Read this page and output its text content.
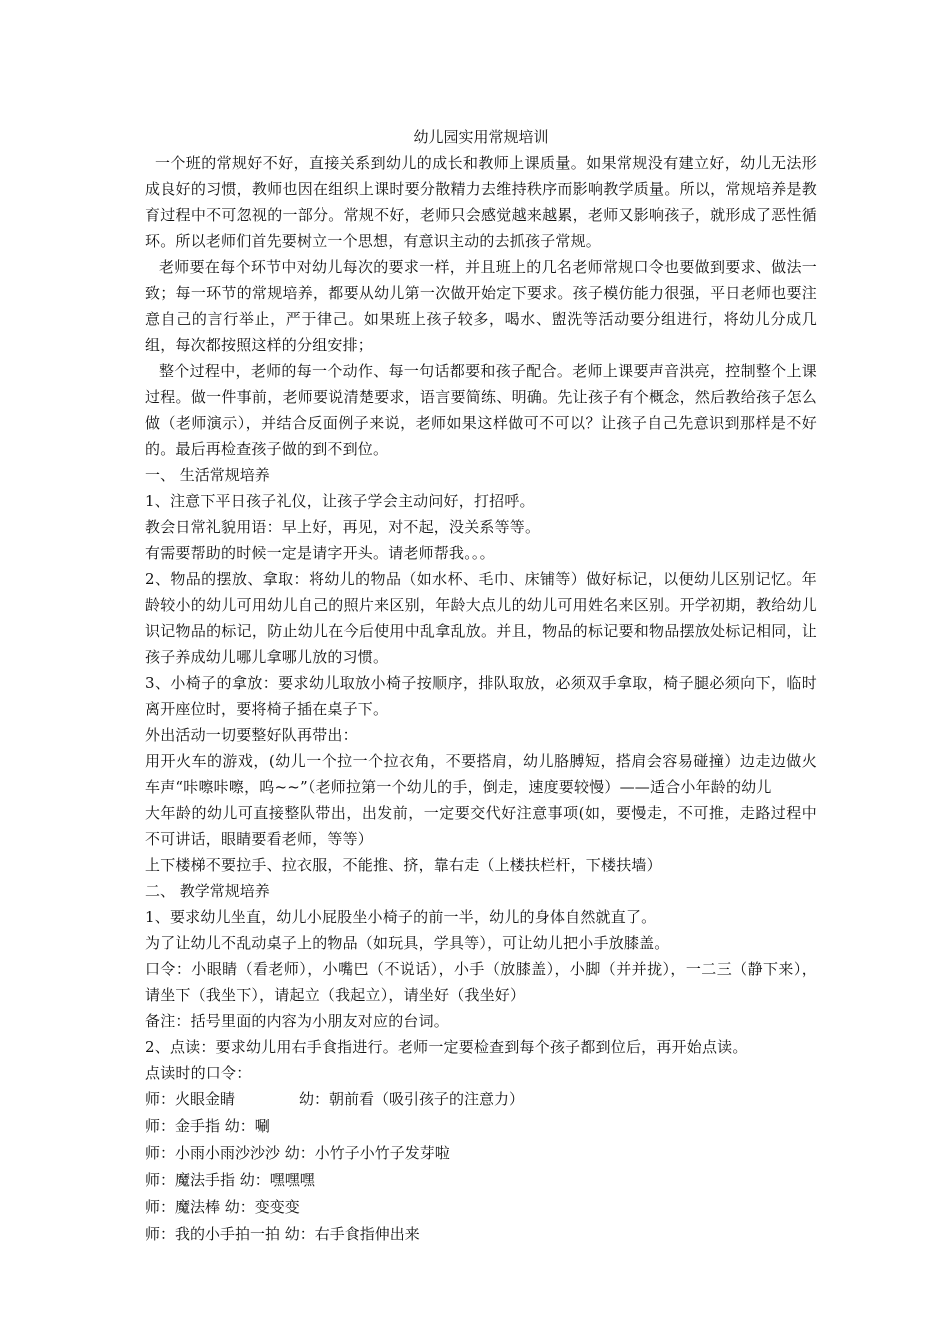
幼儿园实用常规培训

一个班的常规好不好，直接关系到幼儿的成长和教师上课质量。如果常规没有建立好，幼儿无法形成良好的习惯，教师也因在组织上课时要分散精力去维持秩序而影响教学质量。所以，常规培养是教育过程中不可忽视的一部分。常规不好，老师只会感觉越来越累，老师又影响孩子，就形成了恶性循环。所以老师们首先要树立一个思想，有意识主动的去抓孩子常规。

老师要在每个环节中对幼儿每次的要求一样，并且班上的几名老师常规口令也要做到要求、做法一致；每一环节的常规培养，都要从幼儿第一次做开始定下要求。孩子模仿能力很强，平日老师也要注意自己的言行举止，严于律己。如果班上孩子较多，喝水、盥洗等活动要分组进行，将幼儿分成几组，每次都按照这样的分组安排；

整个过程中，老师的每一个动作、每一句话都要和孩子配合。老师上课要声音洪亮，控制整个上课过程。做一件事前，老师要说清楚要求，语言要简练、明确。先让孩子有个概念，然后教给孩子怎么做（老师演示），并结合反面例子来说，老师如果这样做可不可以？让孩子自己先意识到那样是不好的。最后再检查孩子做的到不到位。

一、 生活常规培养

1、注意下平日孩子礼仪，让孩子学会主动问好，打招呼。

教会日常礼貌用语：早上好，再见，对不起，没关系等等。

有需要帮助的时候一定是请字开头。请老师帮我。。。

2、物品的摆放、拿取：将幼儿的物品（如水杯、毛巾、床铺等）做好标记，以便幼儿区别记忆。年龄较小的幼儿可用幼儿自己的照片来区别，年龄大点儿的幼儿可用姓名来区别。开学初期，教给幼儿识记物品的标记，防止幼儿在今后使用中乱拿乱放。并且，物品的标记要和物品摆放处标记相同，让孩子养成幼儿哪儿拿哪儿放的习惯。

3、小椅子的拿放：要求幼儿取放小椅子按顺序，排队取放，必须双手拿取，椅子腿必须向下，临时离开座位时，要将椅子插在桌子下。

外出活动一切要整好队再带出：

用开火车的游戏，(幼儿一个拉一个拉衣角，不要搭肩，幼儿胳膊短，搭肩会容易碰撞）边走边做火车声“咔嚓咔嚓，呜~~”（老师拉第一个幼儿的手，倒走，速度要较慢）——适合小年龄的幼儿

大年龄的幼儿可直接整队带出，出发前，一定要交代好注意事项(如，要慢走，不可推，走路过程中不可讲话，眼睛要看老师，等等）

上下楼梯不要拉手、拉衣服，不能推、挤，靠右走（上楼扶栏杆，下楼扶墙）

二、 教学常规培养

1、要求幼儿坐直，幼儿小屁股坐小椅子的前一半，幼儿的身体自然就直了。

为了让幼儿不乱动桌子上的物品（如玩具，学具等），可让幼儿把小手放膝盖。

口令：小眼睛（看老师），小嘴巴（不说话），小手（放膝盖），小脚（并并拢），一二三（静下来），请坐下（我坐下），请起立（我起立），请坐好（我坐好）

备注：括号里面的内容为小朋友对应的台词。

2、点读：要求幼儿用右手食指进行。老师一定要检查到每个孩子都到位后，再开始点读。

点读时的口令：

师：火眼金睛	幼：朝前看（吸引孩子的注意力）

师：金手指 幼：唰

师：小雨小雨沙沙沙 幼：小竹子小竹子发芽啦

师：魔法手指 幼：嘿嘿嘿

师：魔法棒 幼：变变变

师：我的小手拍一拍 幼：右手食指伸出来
-----
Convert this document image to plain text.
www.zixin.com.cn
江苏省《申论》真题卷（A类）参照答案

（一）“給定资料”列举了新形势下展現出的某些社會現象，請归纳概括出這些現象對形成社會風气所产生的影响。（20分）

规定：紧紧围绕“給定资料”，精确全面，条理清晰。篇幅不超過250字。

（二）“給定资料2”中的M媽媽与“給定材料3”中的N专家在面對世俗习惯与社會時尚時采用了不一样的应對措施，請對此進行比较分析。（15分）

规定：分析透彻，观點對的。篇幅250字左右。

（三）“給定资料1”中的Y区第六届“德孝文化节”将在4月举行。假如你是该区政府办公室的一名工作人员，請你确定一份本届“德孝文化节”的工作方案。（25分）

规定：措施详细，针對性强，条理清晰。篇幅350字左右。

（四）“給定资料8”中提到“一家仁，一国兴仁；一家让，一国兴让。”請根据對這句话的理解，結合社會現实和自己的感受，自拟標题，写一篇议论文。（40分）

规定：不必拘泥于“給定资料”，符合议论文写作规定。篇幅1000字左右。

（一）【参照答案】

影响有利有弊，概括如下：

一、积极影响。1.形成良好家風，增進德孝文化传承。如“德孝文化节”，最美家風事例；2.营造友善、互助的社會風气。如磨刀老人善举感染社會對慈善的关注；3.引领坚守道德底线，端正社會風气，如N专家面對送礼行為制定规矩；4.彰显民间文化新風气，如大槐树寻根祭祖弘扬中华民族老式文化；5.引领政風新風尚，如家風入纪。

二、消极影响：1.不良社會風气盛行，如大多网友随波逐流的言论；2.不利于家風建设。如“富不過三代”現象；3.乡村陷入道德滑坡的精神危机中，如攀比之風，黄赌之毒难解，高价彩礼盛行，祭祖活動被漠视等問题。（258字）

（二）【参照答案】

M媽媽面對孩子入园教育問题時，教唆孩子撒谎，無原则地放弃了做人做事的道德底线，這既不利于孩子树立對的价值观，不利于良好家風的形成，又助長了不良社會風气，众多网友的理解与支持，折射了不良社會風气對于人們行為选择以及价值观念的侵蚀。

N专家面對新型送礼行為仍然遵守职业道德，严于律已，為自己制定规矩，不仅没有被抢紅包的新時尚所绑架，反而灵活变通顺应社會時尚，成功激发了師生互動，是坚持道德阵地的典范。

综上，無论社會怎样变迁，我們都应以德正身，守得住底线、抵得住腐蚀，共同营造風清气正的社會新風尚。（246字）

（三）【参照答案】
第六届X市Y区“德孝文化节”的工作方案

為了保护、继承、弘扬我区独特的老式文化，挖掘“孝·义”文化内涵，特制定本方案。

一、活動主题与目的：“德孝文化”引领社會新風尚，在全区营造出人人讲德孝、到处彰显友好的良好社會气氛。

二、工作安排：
-----
The request:
Look through the data above. Each line containing the word "this" needs to be copied.

Right answer:
Read this page and output its text content.
Convert this document image to plain text.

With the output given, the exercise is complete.